Problem details - Check each line of the records below for the word "time" and copy those where it appears.

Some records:
++++++

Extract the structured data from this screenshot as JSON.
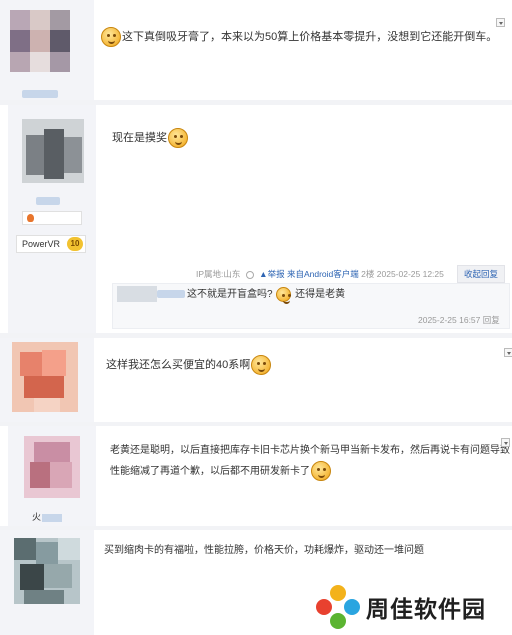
{
  "posts": [
    {
      "text": "这下真倒吸牙膏了，本来以为50算上价格基本零提升，没想到它还能开倒车。"
    },
    {
      "text": "现在是摸奖",
      "badge_label": "PowerVR",
      "badge_level": "10",
      "meta": {
        "ip": "IP属地:山东",
        "report": "举报",
        "source": "来自Android客户端",
        "floor": "2楼",
        "time": "2025-02-25 12:25",
        "fold": "收起回复"
      },
      "reply": {
        "text": "这不就是开盲盒吗?",
        "text2": "还得是老黄",
        "time": "2025-2-25 16:57",
        "reply_label": "回复"
      }
    },
    {
      "text": "这样我还怎么买便宜的40系啊"
    },
    {
      "text_line1": "老黄还是聪明，以后直接把库存卡旧卡芯片换个新马甲当新卡发布，然后再说卡有问题导致",
      "text_line2": "性能缩减了再道个歉，以后都不用研发新卡了",
      "username_visible": "火"
    },
    {
      "text": "买到缩肉卡的有福啦，性能拉胯，价格天价，功耗爆炸，驱动还一堆问题"
    }
  ],
  "watermark": {
    "text": "周佳软件园"
  },
  "colors": {
    "accent": "#2d64b3",
    "sidebar_bg": "#f3f4f8",
    "meta_text": "#999999"
  }
}
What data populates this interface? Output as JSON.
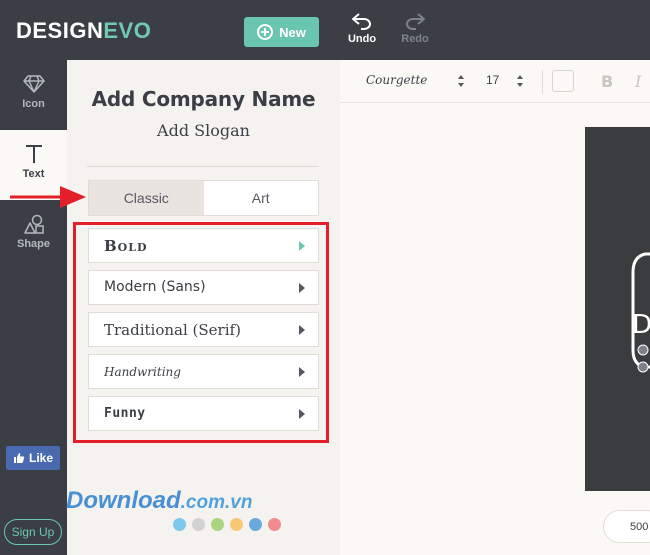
{
  "header": {
    "logo_main": "DESIGN",
    "logo_accent": "EVO",
    "new_label": "New",
    "undo_label": "Undo",
    "redo_label": "Redo"
  },
  "sidebar": {
    "items": [
      {
        "label": "Icon",
        "icon": "diamond-icon"
      },
      {
        "label": "Text",
        "icon": "text-t-icon"
      },
      {
        "label": "Shape",
        "icon": "shapes-icon"
      }
    ],
    "active": "Text",
    "like_label": "Like",
    "signup_label": "Sign Up"
  },
  "panel": {
    "company_name": "Add Company Name",
    "slogan": "Add Slogan",
    "tabs": [
      {
        "label": "Classic",
        "active": true
      },
      {
        "label": "Art",
        "active": false
      }
    ],
    "font_categories": [
      {
        "label": "Bold",
        "highlighted": true
      },
      {
        "label": "Modern (Sans)",
        "highlighted": false
      },
      {
        "label": "Traditional (Serif)",
        "highlighted": false
      },
      {
        "label": "Handwriting",
        "highlighted": false
      },
      {
        "label": "Funny",
        "highlighted": false
      }
    ],
    "palette": [
      "#7ec7ec",
      "#d2d2d2",
      "#a9d57e",
      "#f6c874",
      "#6aa9db",
      "#f28b8e"
    ]
  },
  "watermark": {
    "main": "Download",
    "suffix": ".com.vn"
  },
  "format_bar": {
    "font_name": "Courgette",
    "font_size": "17",
    "bold_label": "B",
    "italic_label": "I"
  },
  "canvas": {
    "zoom_value": "500"
  },
  "colors": {
    "dark": "#3b3f45",
    "accent": "#6ac6ae",
    "highlight_box": "#e3202a"
  }
}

++++++

The reply -
        "time": "2025-02-25 12:25",
        "time": "2025-2-25 16:57",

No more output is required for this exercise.